- _Text segment_:
────────

Originating from Blackburn, Lancashire, singer-songwriter, and producer Grace Davies would describe herself as a lively, funny, and down to earth gal who “tells is how it is”. Being runner-up on the fourteenth series of The X Factor in 2017, Davies has recently gone independent after being signed to Simon Cowell’s now collapsed record label Syco for about three years. Nevertheless, she is clearly on the rise and has a loyal fanbase supporting her every move. When I say loyal fanbase, I mean that she even has followers gifting her those cute Dr Martens that she wished for on Twitter. I know right? I can’t even get my own mum to buy me a pair of socks for Christmas.
Describing her musical style as ‘sad girl pop’, Grace Davies is a real crier who lets emotions guide her art, and she totally invites her army of criers to let it all out; in the shower, during a commute, or whenever you just need a good ol’ sob to get you through the tough times. Having recently released the EP i wonder if you wonder, Davies offers some raw and candid lyrics along with some delicate vocals that take us through a whole relationship song by song. Her crystal-clear aim as an artist is to share insecurities with the world in hope that she’ll be able to make people who think just like her to feel less alone. The incredibly talented and hard-working singer-songwriter sits with ASBO to discuss topics including unfair representation and treatment in the music industry, her struggles of dealing with fame after being on a TV show, and how ugly feet can totally put her off the hottest guy.
How did you discover your love for music?
Grace: I realised I could sing at 11 years old, and I was doing musicals in school. I’ve also been a dancer since I was three and I was an actress since I was nine. So, when singing came along, I was like “I’m gonna do musical theatre, I’m gonna be on the West End”. I was so into all the musicals, I just wanted to be in Wicked, Oliver Twist, and all that, and I did that after school all up until I was about 14, which is when Adele released 21. When that album came out, I was like, “hmm, actually, that’s what I want for myself. I want an album like that, I want her career. I just I want to do music.” So, I quit everything else, and I taught myself piano when I was 16. Because, especially where I come from, it’s such a tiny village, there’s no music producers, there’s no songwriters, I had no contacts, so I thought, the only way I could put myself into the industry was if I wrote my music, and I couldn’t just write my music if I didn’t play an instrument. So, I taught myself piano and then started writing. I then self-released, I just did it in a local recording studio, I’d record songs that I’d written, and I got people that played instruments, brought them in and put an EP together. Then that propelled me up the BBC Music Introducing tree, just by uploading my songs and getting played on the local BBC Radio, and that was my kickstart into the music industry.
How would you describe your relationship with music?
Grace: To be honest, I think sometimes it feels like it’s all I’ve got and all that I’ve ever known. I listen to music constantly. So, it’s not just my job, it’s also my favourite hobby and it’s all that I can do. I went to grammar school, and I was quite academic, but as soon as I realised that I could sing I dropped all of that and I just concentrated in singing. So, I never really gave myself a plan B.
Although I love music, it can be all-consuming too. Because when your favourite hobby does become your job, you sometimes think to yourself ‘what do I do now to take myself away from my job?’. I used to come home from writing sessions, I’d walk into my flat and see my piano and I’d be like, “just leave for a minute, please get out!”. But at the same time, music is the only thing I love in the world, and I think that’s why I can carry on doing it independently even whilst struggling financially. I think if I didn’t love it, then I would have given it up a long time ago.

────────

- _Tasks_:
1 – Can you reproduce the Grace Davies interview from "Although I love" to "long time ago.", renaming "piano" as "keyboard"?
2 – Answer these questions about the Grace Davies interview:
(a) On which series of The X Factor was Davies runner-up, and in what year?
(b) Whose album release made her decide she wanted to do music?
(c) At what age did she teach herself piano?

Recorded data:
────────

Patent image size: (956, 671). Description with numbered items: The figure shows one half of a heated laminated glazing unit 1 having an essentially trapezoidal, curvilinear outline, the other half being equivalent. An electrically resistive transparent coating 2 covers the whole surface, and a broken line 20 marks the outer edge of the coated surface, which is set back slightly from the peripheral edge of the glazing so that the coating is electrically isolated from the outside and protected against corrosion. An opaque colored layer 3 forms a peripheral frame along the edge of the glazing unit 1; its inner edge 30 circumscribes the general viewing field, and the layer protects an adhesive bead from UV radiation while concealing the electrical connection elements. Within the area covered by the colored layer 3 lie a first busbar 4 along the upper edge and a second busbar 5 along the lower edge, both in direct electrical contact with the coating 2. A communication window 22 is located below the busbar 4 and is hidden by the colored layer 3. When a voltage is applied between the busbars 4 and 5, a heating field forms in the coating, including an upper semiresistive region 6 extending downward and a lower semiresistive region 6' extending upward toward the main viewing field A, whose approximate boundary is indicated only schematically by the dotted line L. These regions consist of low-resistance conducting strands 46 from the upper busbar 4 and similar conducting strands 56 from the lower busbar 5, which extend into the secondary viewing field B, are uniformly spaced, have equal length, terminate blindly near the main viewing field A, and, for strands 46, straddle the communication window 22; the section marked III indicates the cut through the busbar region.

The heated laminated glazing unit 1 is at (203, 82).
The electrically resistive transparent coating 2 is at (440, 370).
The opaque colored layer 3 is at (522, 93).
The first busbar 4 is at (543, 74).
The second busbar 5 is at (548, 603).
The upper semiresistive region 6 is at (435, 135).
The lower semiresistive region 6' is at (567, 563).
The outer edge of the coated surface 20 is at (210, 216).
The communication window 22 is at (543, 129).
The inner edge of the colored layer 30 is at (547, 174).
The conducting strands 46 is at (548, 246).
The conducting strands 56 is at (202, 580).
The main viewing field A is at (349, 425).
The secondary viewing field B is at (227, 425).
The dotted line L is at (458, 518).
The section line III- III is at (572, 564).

────────

- _Response list_:
1 –
Although I love music, it can be all-consuming too. Because when your favourite hobby does become your job, you sometimes think to yourself ‘what do I do now to take myself away from my job?’. I used to come home from writing sessions, I’d walk into my flat and see my keyboard and I’d be like, “just leave for a minute, please get out!”. But at the same time, music is the only thing I love in the world, and I think that’s why I can carry on doing it independently even whilst struggling financially. I think if I didn’t love it, then I would have given it up a long time ago.

2 –
(a) The fourteenth series, in 2017.
(b) Adele's, when she released 21.
(c) At 16.